PROVIDED TEXT section start
Blocking Users on Social Media Is Good theatlantic.com

Yair Rosenberg, the Atlantic:

In real life, if someone crashed a gathering of strangers and started disrupting conversations while shouting abuse, they’d quickly be bounced from the party. Yet on social media, this sort of caustic conduct is not only tolerated but sometimes celebrated. In our day-to-day lives, getting disciplined for misbehavior is how we learn to be better. But because such norms were never upheld on the internet, many spaces turned toxic, and many people never got the feedback they needed to grow out of their bad habits. Blocking is part of that feedback. […]

Though harassment and abuse are the most obvious cases for blocking another user, I find a low threshold is necessary for a more enjoyable use of these platforms. It removes from your view any user who spoils your experience for any reason. That is excellent. If anything, I think using the “block” button on social media is increasingly necessary, as platform owners have decided to decrease the extent to which users control their own experience.

A user’s Twitter feed used to contain only the accounts they followed. Twitter then began injecting tweets your followed accounts “liked” from other users, and now promotes all kinds of tweets from accounts users do not follow. The launch of Threads went in entirely the opposite direction: for the first several weeks of availability, the only feed you would see contained a mix of posts from accounts you followed and “suggestions” from other accounts.

There are benefits to this — Threads looked lively without a user needing to follow a single account. But it requires a liberal use of the “block” button to regain any semblance of control.
PROVIDED TEXT section end
■ **ACTIVITIES**:
**A.** According to the article on blocking users, what did a user's Twitter feed originally contain?
**B.** Render this sentence from the article on blocking users in Spanish: "In our day-to-day lives, getting disciplined for misbehavior is how we learn to be better."
**C.** In the article on blocking users, take the part that opens with the words "A user’s Twitter" and closes with "semblance of control.", and write it out again with "the new app" in place of "Threads".
GIVEN DATA section start
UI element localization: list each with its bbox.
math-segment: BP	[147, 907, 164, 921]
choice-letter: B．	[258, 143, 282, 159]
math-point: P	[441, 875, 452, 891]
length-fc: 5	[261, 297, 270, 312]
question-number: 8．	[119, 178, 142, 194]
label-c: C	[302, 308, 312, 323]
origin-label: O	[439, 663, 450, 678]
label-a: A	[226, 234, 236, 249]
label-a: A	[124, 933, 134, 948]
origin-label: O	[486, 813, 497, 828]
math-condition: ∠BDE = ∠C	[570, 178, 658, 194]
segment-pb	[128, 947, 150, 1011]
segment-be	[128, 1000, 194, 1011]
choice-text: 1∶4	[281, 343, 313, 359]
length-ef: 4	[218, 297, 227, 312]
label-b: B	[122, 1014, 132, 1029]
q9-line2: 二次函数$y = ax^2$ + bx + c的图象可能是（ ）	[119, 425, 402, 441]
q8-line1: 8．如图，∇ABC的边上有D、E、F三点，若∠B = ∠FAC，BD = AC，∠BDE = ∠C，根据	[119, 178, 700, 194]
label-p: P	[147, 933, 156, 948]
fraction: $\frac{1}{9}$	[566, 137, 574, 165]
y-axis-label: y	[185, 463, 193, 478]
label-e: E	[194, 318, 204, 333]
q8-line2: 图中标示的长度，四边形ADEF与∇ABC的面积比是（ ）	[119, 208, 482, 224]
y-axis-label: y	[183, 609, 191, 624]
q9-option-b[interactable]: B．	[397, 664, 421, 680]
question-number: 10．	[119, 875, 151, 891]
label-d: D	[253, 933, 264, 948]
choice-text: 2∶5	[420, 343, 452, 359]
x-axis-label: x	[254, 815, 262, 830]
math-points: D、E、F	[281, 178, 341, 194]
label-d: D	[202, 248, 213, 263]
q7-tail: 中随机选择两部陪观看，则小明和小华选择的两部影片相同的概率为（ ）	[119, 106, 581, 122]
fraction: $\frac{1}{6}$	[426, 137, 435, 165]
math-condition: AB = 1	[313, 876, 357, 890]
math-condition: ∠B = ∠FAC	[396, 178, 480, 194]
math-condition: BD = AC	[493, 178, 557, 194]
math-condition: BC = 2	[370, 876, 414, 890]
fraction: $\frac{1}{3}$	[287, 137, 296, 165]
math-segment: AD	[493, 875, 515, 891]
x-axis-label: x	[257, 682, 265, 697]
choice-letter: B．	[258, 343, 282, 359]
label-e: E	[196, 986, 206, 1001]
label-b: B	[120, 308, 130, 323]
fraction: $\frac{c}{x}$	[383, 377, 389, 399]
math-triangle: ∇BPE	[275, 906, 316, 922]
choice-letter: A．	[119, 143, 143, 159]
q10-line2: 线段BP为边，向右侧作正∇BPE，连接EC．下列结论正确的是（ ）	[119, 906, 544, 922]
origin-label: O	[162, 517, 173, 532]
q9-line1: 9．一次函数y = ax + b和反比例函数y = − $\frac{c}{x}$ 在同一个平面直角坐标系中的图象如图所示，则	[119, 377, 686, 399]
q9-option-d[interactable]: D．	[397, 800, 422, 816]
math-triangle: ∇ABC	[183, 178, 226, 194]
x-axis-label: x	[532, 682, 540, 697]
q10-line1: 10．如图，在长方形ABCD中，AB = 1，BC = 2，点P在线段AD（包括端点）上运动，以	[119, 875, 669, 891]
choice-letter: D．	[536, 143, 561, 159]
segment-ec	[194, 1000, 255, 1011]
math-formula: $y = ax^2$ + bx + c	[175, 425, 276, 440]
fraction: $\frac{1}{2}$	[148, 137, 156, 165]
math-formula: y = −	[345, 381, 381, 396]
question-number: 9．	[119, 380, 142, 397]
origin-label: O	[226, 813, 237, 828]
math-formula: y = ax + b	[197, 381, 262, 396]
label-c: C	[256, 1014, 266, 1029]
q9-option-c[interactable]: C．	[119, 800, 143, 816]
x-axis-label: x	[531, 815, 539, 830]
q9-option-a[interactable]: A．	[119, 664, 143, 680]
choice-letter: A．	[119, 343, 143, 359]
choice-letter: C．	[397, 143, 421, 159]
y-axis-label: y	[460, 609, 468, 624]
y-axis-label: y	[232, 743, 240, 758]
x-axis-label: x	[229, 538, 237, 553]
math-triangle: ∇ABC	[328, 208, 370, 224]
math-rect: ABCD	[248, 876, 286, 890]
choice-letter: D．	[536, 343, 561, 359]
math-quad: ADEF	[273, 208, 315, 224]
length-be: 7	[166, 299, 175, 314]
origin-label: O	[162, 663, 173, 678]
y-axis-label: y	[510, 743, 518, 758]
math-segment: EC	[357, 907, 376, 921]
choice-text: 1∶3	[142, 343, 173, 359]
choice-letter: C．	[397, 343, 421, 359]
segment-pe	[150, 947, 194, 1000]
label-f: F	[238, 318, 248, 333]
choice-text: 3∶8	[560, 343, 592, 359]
GIVEN DATA section end
■ **SOLUTIONS TO EACH TASK**:
**A.** Only the accounts the user followed.

**B.** En nuestra vida cotidiana, ser disciplinados por portarnos mal es la forma en que aprendemos a ser mejores.

**C.**
A user’s Twitter feed used to contain only the accounts they followed. Twitter then began injecting tweets your followed accounts “liked” from other users, and now promotes all kinds of tweets from accounts users do not follow. The launch of the new app went in entirely the opposite direction: for the first several weeks of availability, the only feed you would see contained a mix of posts from accounts you followed and “suggestions” from other accounts.

There are benefits to this — the new app looked lively without a user needing to follow a single account. But it requires a liberal use of the “block” button to regain any semblance of control.